[REQUIREMENT] Do not copy the pictures; transcribe all other material exactly.

[SOURCE MATERIAL]
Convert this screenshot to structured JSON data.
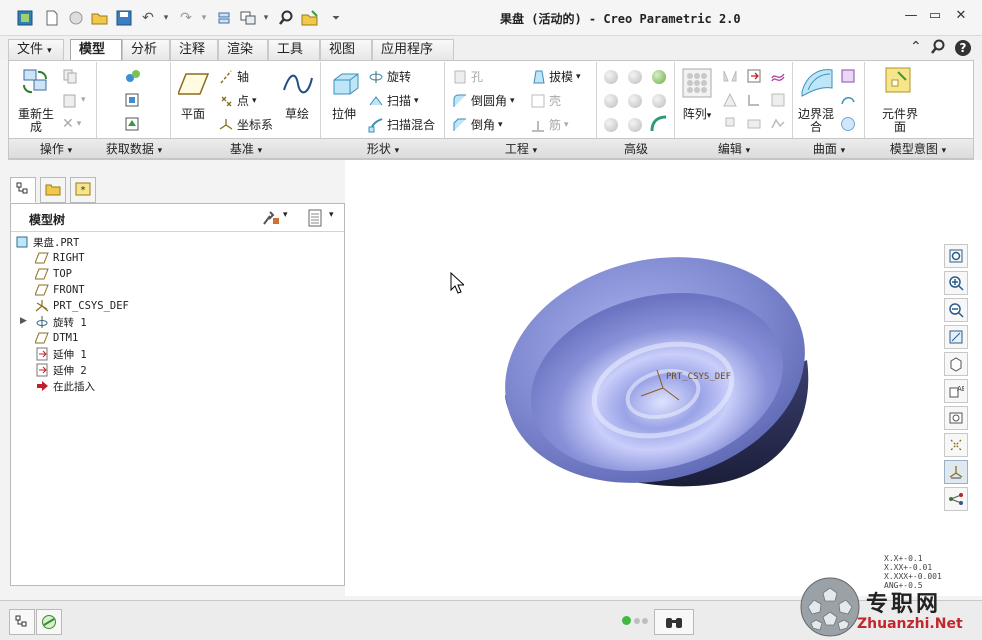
{
  "window": {
    "title": "果盘 (活动的) - Creo Parametric 2.0",
    "minimize": "—",
    "maximize": "▭",
    "close": "✕"
  },
  "tabs": [
    {
      "label": "文件"
    },
    {
      "label": "模型"
    },
    {
      "label": "分析"
    },
    {
      "label": "注释"
    },
    {
      "label": "渲染"
    },
    {
      "label": "工具"
    },
    {
      "label": "视图"
    },
    {
      "label": "应用程序"
    }
  ],
  "ribbon": {
    "operations": {
      "regenerate": "重新生成",
      "group_label": "操作"
    },
    "get_data": {
      "group_label": "获取数据"
    },
    "datum": {
      "plane": "平面",
      "axis": "轴",
      "point": "点",
      "csys": "坐标系",
      "sketch": "草绘",
      "group_label": "基准"
    },
    "shapes": {
      "extrude": "拉伸",
      "revolve": "旋转",
      "sweep": "扫描",
      "swept_blend": "扫描混合",
      "group_label": "形状"
    },
    "engineering": {
      "hole": "孔",
      "round": "倒圆角",
      "chamfer": "倒角",
      "draft": "拔模",
      "shell": "壳",
      "rib": "筋",
      "group_label": "工程"
    },
    "advanced": {
      "group_label": "高级"
    },
    "editing": {
      "pattern": "阵列",
      "group_label": "编辑"
    },
    "surfaces": {
      "boundary_blend": "边界混合",
      "group_label": "曲面"
    },
    "model_intent": {
      "component_interface": "元件界面",
      "group_label": "模型意图"
    }
  },
  "model_tree": {
    "title": "模型树",
    "items": [
      {
        "label": "果盘.PRT",
        "icon": "part-icon"
      },
      {
        "label": "RIGHT",
        "icon": "datum-plane-icon"
      },
      {
        "label": "TOP",
        "icon": "datum-plane-icon"
      },
      {
        "label": "FRONT",
        "icon": "datum-plane-icon"
      },
      {
        "label": "PRT_CSYS_DEF",
        "icon": "csys-icon"
      },
      {
        "label": "旋转 1",
        "icon": "revolve-icon"
      },
      {
        "label": "DTM1",
        "icon": "datum-plane-icon"
      },
      {
        "label": "延伸 1",
        "icon": "extend-icon"
      },
      {
        "label": "延伸 2",
        "icon": "extend-icon"
      },
      {
        "label": "在此插入",
        "icon": "insert-here-icon"
      }
    ]
  },
  "viewport": {
    "csys_label": "PRT_CSYS_DEF",
    "tolerance": [
      "X.X+-0.1",
      "X.XX+-0.01",
      "X.XXX+-0.001",
      "ANG+-0.5"
    ]
  },
  "watermark": {
    "text": "专职网",
    "url": "Zhuanzhi.Net"
  },
  "colors": {
    "part_body": "#8a93d6",
    "part_dark": "#20243f",
    "accent_green": "#3dbb3d"
  }
}
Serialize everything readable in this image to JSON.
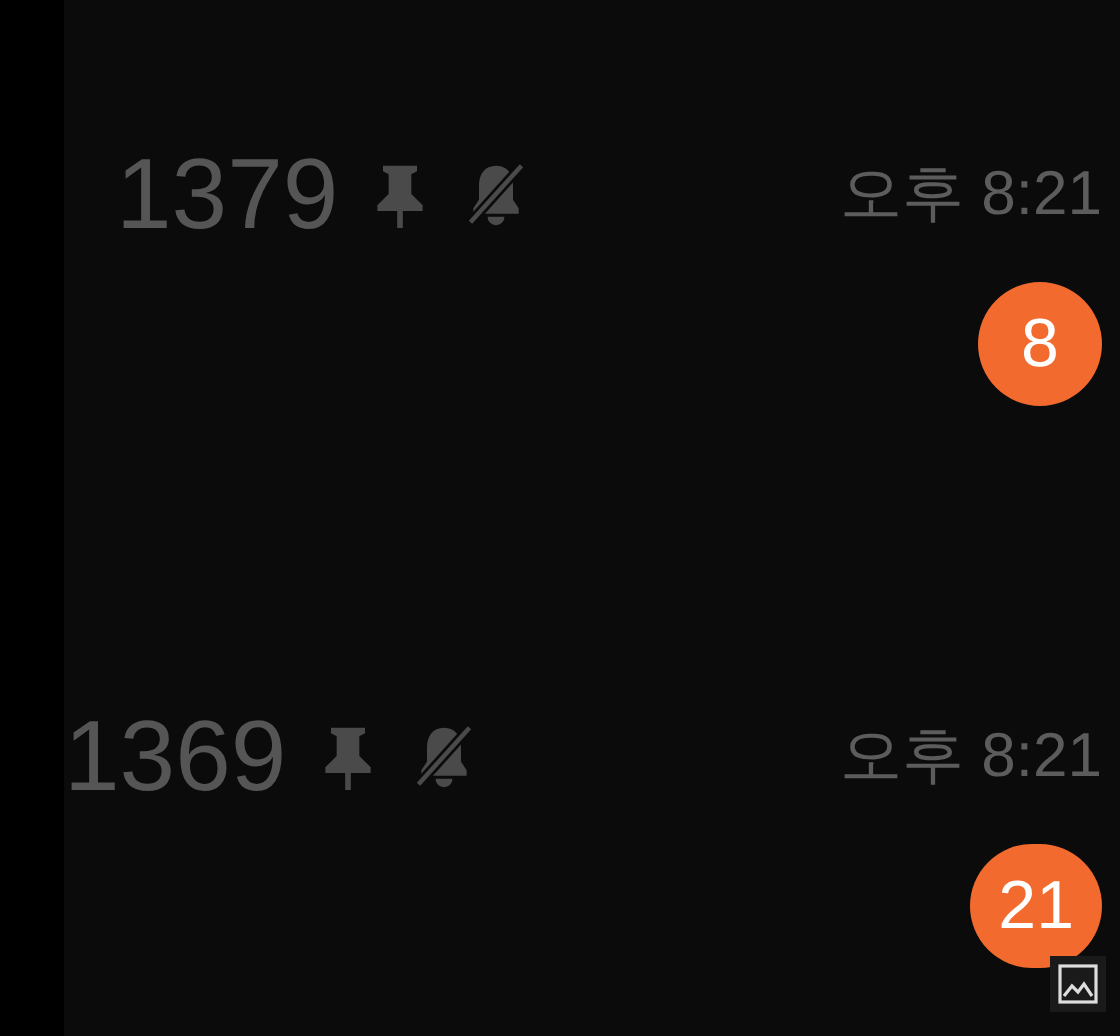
{
  "chats": [
    {
      "title": "1379",
      "pinned": true,
      "muted": true,
      "time": "오후 8:21",
      "unread": "8"
    },
    {
      "title": "1369",
      "pinned": true,
      "muted": true,
      "time": "오후 8:21",
      "unread": "21"
    }
  ]
}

[FINISHED TASK]
Convert this screenshot to structured JSON data.
{
  "window": {
    "title": "果盘 (活动的) - Creo Parametric 2.0",
    "minimize": "—",
    "maximize": "▭",
    "close": "✕"
  },
  "tabs": [
    {
      "label": "文件"
    },
    {
      "label": "模型"
    },
    {
      "label": "分析"
    },
    {
      "label": "注释"
    },
    {
      "label": "渲染"
    },
    {
      "label": "工具"
    },
    {
      "label": "视图"
    },
    {
      "label": "应用程序"
    }
  ],
  "ribbon": {
    "operations": {
      "regenerate": "重新生成",
      "group_label": "操作"
    },
    "get_data": {
      "group_label": "获取数据"
    },
    "datum": {
      "plane": "平面",
      "axis": "轴",
      "point": "点",
      "csys": "坐标系",
      "sketch": "草绘",
      "group_label": "基准"
    },
    "shapes": {
      "extrude": "拉伸",
      "revolve": "旋转",
      "sweep": "扫描",
      "swept_blend": "扫描混合",
      "group_label": "形状"
    },
    "engineering": {
      "hole": "孔",
      "round": "倒圆角",
      "chamfer": "倒角",
      "draft": "拔模",
      "shell": "壳",
      "rib": "筋",
      "group_label": "工程"
    },
    "advanced": {
      "group_label": "高级"
    },
    "editing": {
      "pattern": "阵列",
      "group_label": "编辑"
    },
    "surfaces": {
      "boundary_blend": "边界混合",
      "group_label": "曲面"
    },
    "model_intent": {
      "component_interface": "元件界面",
      "group_label": "模型意图"
    }
  },
  "model_tree": {
    "title": "模型树",
    "items": [
      {
        "label": "果盘.PRT",
        "icon": "part-icon"
      },
      {
        "label": "RIGHT",
        "icon": "datum-plane-icon"
      },
      {
        "label": "TOP",
        "icon": "datum-plane-icon"
      },
      {
        "label": "FRONT",
        "icon": "datum-plane-icon"
      },
      {
        "label": "PRT_CSYS_DEF",
        "icon": "csys-icon"
      },
      {
        "label": "旋转 1",
        "icon": "revolve-icon"
      },
      {
        "label": "DTM1",
        "icon": "datum-plane-icon"
      },
      {
        "label": "延伸 1",
        "icon": "extend-icon"
      },
      {
        "label": "延伸 2",
        "icon": "extend-icon"
      },
      {
        "label": "在此插入",
        "icon": "insert-here-icon"
      }
    ]
  },
  "viewport": {
    "csys_label": "PRT_CSYS_DEF",
    "tolerance": [
      "X.X+-0.1",
      "X.XX+-0.01",
      "X.XXX+-0.001",
      "ANG+-0.5"
    ]
  },
  "watermark": {
    "text": "专职网",
    "url": "Zhuanzhi.Net"
  },
  "colors": {
    "part_body": "#8a93d6",
    "part_dark": "#20243f",
    "accent_green": "#3dbb3d"
  }
}
Serialize everything readable in this image to JSON.
{
  "chats": [
    {
      "title": "1379",
      "pinned": true,
      "muted": true,
      "time": "오후 8:21",
      "unread": "8"
    },
    {
      "title": "1369",
      "pinned": true,
      "muted": true,
      "time": "오후 8:21",
      "unread": "21"
    }
  ]
}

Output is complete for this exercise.